:: Data shown ::

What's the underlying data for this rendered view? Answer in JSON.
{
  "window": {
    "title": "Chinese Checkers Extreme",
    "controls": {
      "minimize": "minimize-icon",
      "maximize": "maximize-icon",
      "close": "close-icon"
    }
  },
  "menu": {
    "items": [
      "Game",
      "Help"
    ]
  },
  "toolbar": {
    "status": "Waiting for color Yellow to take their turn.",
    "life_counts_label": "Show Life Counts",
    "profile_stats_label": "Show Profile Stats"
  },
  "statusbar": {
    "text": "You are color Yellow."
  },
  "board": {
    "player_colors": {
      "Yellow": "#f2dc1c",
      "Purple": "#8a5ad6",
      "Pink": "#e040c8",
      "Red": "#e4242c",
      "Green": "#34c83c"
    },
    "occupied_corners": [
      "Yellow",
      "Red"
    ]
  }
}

:::

Task brief: Where a line above includes "icon", copy that line.

Exercise solution:
      "minimize": "minimize-icon",
      "maximize": "maximize-icon",
      "close": "close-icon"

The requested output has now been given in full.